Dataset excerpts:

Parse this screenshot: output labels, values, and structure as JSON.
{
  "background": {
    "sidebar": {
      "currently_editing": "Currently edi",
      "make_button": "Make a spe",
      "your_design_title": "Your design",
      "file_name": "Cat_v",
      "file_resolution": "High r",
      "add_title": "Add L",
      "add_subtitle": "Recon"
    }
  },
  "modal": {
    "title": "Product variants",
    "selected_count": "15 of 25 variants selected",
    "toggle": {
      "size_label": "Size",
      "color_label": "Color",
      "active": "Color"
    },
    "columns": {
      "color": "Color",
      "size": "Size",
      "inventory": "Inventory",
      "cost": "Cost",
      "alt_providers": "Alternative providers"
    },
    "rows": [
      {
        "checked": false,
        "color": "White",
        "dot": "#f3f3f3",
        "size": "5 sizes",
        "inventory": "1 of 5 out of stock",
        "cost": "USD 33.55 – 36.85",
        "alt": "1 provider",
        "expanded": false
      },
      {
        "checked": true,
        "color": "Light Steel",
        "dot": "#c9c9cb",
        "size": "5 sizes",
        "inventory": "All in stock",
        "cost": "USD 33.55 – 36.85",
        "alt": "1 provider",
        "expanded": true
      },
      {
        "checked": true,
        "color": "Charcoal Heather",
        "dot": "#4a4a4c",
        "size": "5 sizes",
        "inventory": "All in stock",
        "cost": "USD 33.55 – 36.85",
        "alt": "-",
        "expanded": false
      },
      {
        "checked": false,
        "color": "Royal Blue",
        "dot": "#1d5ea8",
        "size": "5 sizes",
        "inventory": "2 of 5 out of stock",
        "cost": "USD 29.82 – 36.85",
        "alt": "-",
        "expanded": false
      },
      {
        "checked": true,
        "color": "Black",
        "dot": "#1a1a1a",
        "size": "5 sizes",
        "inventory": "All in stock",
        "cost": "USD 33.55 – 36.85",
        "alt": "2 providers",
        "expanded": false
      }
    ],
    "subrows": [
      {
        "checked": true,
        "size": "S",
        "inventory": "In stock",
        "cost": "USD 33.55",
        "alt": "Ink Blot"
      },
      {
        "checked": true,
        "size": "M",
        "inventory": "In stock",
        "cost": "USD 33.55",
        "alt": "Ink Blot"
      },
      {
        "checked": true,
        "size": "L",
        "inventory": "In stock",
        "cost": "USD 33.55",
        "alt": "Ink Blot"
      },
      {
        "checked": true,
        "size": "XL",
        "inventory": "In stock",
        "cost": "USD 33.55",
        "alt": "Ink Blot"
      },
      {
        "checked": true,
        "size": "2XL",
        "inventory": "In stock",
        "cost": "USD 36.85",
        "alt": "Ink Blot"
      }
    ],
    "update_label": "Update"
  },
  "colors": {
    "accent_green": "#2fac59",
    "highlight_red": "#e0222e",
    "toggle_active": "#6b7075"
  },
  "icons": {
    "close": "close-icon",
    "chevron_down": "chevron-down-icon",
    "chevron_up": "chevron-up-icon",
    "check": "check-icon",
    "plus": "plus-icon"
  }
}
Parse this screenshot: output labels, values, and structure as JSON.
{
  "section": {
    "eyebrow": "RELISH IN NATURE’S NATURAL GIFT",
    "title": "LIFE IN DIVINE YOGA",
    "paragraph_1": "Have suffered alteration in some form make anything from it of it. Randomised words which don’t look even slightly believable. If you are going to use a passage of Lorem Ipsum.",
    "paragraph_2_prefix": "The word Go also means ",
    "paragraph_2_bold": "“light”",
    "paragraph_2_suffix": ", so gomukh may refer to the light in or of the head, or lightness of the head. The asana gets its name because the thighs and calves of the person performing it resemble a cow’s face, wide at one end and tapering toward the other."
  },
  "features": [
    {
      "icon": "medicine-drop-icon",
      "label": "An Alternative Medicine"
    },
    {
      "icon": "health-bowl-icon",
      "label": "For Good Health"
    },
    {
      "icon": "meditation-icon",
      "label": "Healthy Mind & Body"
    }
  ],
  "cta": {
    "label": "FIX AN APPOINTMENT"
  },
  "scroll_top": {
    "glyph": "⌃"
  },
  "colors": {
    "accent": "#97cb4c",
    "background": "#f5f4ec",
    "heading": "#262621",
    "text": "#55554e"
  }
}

_Set problem_
Quote every record above exactly.

_Result_
Parse this screenshot: output labels, values, and structure as JSON.
{
  "background": {
    "sidebar": {
      "currently_editing": "Currently edi",
      "make_button": "Make a spe",
      "your_design_title": "Your design",
      "file_name": "Cat_v",
      "file_resolution": "High r",
      "add_title": "Add L",
      "add_subtitle": "Recon"
    }
  },
  "modal": {
    "title": "Product variants",
    "selected_count": "15 of 25 variants selected",
    "toggle": {
      "size_label": "Size",
      "color_label": "Color",
      "active": "Color"
    },
    "columns": {
      "color": "Color",
      "size": "Size",
      "inventory": "Inventory",
      "cost": "Cost",
      "alt_providers": "Alternative providers"
    },
    "rows": [
      {
        "checked": false,
        "color": "White",
        "dot": "#f3f3f3",
        "size": "5 sizes",
        "inventory": "1 of 5 out of stock",
        "cost": "USD 33.55 – 36.85",
        "alt": "1 provider",
        "expanded": false
      },
      {
        "checked": true,
        "color": "Light Steel",
        "dot": "#c9c9cb",
        "size": "5 sizes",
        "inventory": "All in stock",
        "cost": "USD 33.55 – 36.85",
        "alt": "1 provider",
        "expanded": true
      },
      {
        "checked": true,
        "color": "Charcoal Heather",
        "dot": "#4a4a4c",
        "size": "5 sizes",
        "inventory": "All in stock",
        "cost": "USD 33.55 – 36.85",
        "alt": "-",
        "expanded": false
      },
      {
        "checked": false,
        "color": "Royal Blue",
        "dot": "#1d5ea8",
        "size": "5 sizes",
        "inventory": "2 of 5 out of stock",
        "cost": "USD 29.82 – 36.85",
        "alt": "-",
        "expanded": false
      },
      {
        "checked": true,
        "color": "Black",
        "dot": "#1a1a1a",
        "size": "5 sizes",
        "inventory": "All in stock",
        "cost": "USD 33.55 – 36.85",
        "alt": "2 providers",
        "expanded": false
      }
    ],
    "subrows": [
      {
        "checked": true,
        "size": "S",
        "inventory": "In stock",
        "cost": "USD 33.55",
        "alt": "Ink Blot"
      },
      {
        "checked": true,
        "size": "M",
        "inventory": "In stock",
        "cost": "USD 33.55",
        "alt": "Ink Blot"
      },
      {
        "checked": true,
        "size": "L",
        "inventory": "In stock",
        "cost": "USD 33.55",
        "alt": "Ink Blot"
      },
      {
        "checked": true,
        "size": "XL",
        "inventory": "In stock",
        "cost": "USD 33.55",
        "alt": "Ink Blot"
      },
      {
        "checked": true,
        "size": "2XL",
        "inventory": "In stock",
        "cost": "USD 36.85",
        "alt": "Ink Blot"
      }
    ],
    "update_label": "Update"
  },
  "colors": {
    "accent_green": "#2fac59",
    "highlight_red": "#e0222e",
    "toggle_active": "#6b7075"
  },
  "icons": {
    "close": "close-icon",
    "chevron_down": "chevron-down-icon",
    "chevron_up": "chevron-up-icon",
    "check": "check-icon",
    "plus": "plus-icon"
  }
}
Parse this screenshot: output labels, values, and structure as JSON.
{
  "section": {
    "eyebrow": "RELISH IN NATURE’S NATURAL GIFT",
    "title": "LIFE IN DIVINE YOGA",
    "paragraph_1": "Have suffered alteration in some form make anything from it of it. Randomised words which don’t look even slightly believable. If you are going to use a passage of Lorem Ipsum.",
    "paragraph_2_prefix": "The word Go also means ",
    "paragraph_2_bold": "“light”",
    "paragraph_2_suffix": ", so gomukh may refer to the light in or of the head, or lightness of the head. The asana gets its name because the thighs and calves of the person performing it resemble a cow’s face, wide at one end and tapering toward the other."
  },
  "features": [
    {
      "icon": "medicine-drop-icon",
      "label": "An Alternative Medicine"
    },
    {
      "icon": "health-bowl-icon",
      "label": "For Good Health"
    },
    {
      "icon": "meditation-icon",
      "label": "Healthy Mind & Body"
    }
  ],
  "cta": {
    "label": "FIX AN APPOINTMENT"
  },
  "scroll_top": {
    "glyph": "⌃"
  },
  "colors": {
    "accent": "#97cb4c",
    "background": "#f5f4ec",
    "heading": "#262621",
    "text": "#55554e"
  }
}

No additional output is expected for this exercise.